> [DIRECTIONS]: Select, from the material below, each line with "نۇرغۇن" in it.

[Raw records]

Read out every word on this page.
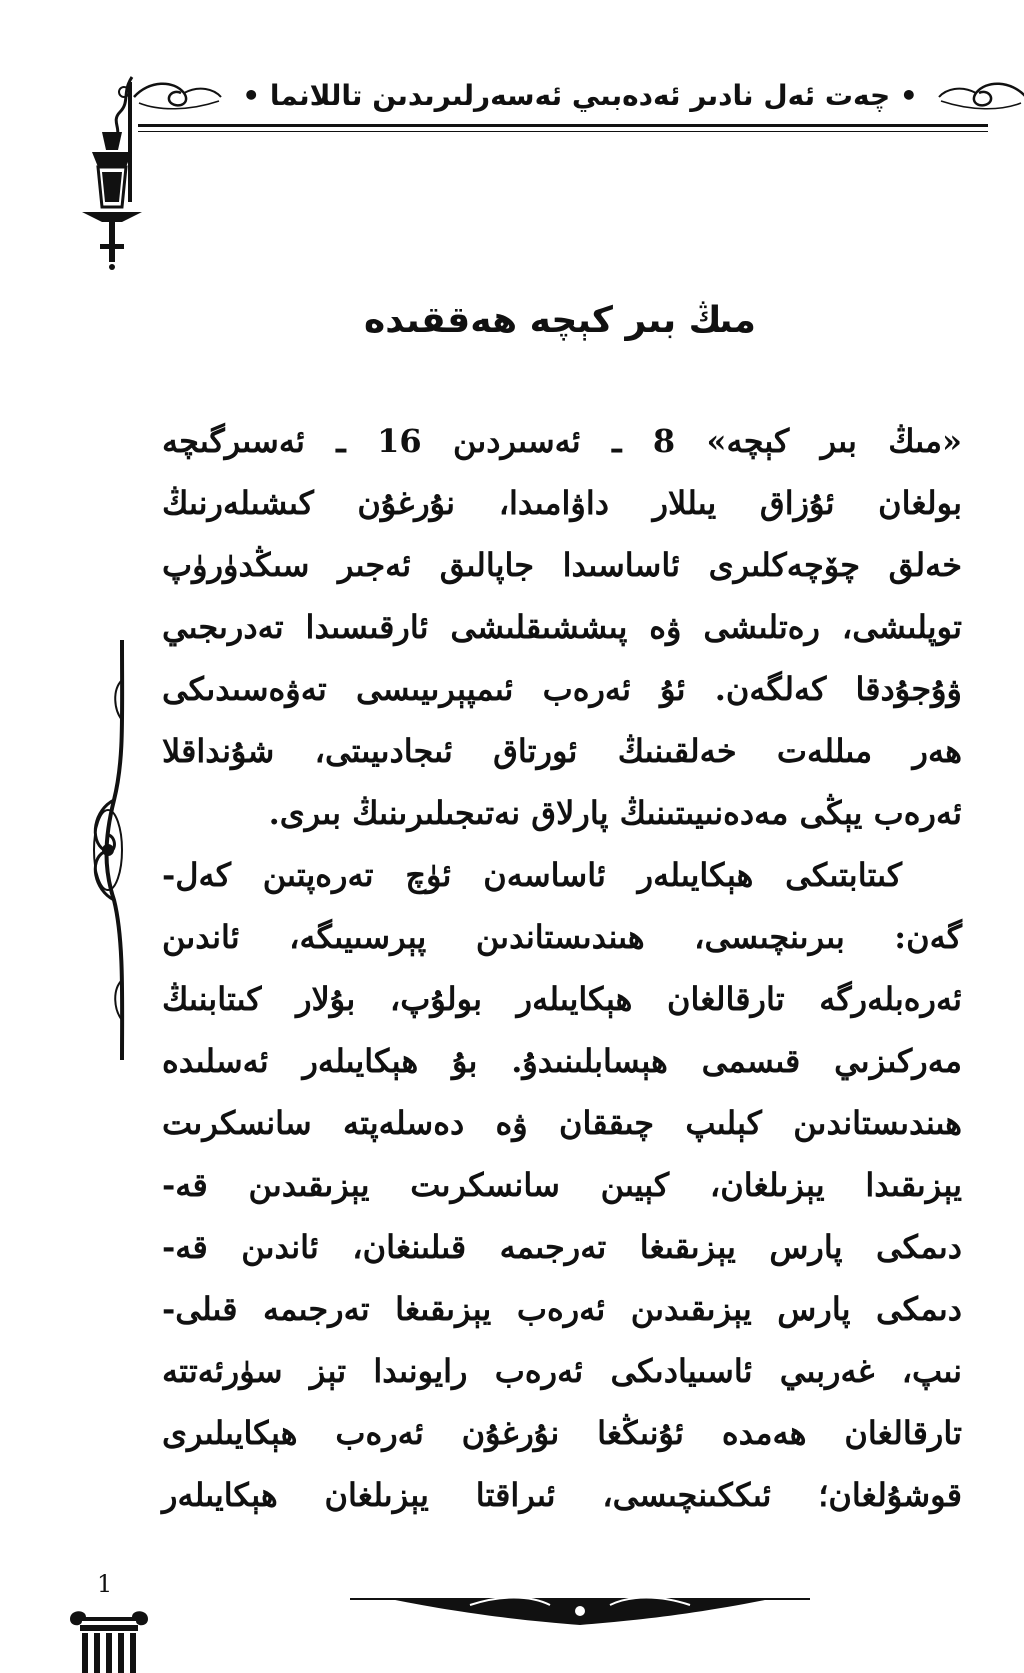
• چەت ئەل نادىر ئەدەبىي ئەسەرلىرىدىن تاللانما •
مىڭ بىر كېچە ھەققىدە
«مىڭ بىر كېچە» 8 ـ ئەسىردىن 16 ـ ئەسىرگىچە
بولغان ئۇزاق يىللار داۋامىدا، نۇرغۇن كىشىلەرنىڭ
خەلق چۆچەكلىرى ئاساسىدا جاپالىق ئەجىر سىڭدۈرۈپ
توپلىشى، رەتلىشى ۋە پىششىقلىشى ئارقىسىدا تەدرىجىي
ۋۇجۇدقا كەلگەن. ئۇ ئەرەب ئىمپېرىيىسى تەۋەسىدىكى
ھەر مىللەت خەلقىنىڭ ئورتاق ئىجادىيىتى، شۇنداقلا
ئەرەب يېڭى مەدەنىيىتىنىڭ پارلاق نەتىجىلىرىنىڭ بىرى.
كىتابتىكى ھېكايىلەر ئاساسەن ئۈچ تەرەپتىن كەل-
گەن: بىرىنچىسى، ھىندىستاندىن پېرسىيىگە، ئاندىن
ئەرەبلەرگە تارقالغان ھېكايىلەر بولۇپ، بۇلار كىتابنىڭ
مەركىزىي قىسمى ھېسابلىنىدۇ. بۇ ھېكايىلەر ئەسلىدە
ھىندىستاندىن كېلىپ چىققان ۋە دەسلەپتە سانسكرىت
يېزىقىدا يېزىلغان، كېيىن سانسكرىت يېزىقىدىن قە-
دىمكى پارس يېزىقىغا تەرجىمە قىلىنغان، ئاندىن قە-
دىمكى پارس يېزىقىدىن ئەرەب يېزىقىغا تەرجىمە قىلى-
نىپ، غەربىي ئاسىيادىكى ئەرەب رايونىدا تېز سۈرئەتتە
تارقالغان ھەمدە ئۇنىڭغا نۇرغۇن ئەرەب ھېكايىلىرى
قوشۇلغان؛ ئىككىنچىسى، ئىراقتا يېزىلغان ھېكايىلەر
1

> [OUTPUT OF THE TASK]:
بولغان ئۇزاق يىللار داۋامىدا، نۇرغۇن كىشىلەرنىڭ
تارقالغان ھەمدە ئۇنىڭغا نۇرغۇن ئەرەب ھېكايىلىرى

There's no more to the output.